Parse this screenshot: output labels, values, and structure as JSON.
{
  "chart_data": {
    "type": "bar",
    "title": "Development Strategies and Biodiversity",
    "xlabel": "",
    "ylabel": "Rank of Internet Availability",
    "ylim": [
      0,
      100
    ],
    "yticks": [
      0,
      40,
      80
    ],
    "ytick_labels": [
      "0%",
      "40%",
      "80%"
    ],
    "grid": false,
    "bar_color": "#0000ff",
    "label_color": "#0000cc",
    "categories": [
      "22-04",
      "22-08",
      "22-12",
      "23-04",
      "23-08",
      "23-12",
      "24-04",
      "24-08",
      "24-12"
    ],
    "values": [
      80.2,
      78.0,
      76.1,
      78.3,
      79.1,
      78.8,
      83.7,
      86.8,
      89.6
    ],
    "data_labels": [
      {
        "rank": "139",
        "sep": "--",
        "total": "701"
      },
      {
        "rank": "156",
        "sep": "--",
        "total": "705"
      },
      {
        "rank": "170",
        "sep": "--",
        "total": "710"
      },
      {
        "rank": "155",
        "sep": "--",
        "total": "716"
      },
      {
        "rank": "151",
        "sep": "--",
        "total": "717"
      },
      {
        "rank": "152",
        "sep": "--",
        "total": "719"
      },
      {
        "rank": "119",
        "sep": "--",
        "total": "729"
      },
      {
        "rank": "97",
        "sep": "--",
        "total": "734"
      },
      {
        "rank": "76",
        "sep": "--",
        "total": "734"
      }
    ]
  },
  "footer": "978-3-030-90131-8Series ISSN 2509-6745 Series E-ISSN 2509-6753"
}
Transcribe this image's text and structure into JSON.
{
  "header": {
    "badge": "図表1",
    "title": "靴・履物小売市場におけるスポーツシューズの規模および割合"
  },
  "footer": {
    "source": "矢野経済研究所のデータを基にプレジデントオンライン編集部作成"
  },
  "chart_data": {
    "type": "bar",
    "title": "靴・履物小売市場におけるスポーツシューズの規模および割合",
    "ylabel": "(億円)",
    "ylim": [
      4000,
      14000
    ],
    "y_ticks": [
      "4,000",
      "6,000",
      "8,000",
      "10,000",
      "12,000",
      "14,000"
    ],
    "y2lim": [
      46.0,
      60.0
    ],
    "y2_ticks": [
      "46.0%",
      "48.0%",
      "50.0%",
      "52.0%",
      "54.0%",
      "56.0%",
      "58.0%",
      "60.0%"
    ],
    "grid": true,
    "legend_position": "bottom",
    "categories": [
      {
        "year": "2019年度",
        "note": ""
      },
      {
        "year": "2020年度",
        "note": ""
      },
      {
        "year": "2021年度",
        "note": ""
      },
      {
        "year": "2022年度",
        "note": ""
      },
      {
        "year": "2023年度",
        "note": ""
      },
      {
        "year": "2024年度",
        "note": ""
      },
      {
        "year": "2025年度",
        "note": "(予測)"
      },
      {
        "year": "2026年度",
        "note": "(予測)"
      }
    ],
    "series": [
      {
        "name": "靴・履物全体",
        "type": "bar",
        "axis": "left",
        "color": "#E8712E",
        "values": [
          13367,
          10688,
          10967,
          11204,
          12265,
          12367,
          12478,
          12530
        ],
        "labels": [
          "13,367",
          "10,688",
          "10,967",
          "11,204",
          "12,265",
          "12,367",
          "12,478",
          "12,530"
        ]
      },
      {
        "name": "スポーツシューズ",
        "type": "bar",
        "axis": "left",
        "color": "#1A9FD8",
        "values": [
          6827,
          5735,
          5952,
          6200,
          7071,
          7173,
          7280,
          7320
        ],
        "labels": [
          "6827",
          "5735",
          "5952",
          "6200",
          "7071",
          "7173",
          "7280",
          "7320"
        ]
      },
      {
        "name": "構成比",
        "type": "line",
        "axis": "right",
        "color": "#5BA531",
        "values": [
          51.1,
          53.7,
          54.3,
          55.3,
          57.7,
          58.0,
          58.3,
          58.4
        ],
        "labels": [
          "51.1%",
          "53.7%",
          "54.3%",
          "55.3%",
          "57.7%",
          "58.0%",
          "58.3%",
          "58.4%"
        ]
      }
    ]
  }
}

··········

» **Do this**
Return only the number of lines in the data that contain "ylabel".

» **Answer for the task**
2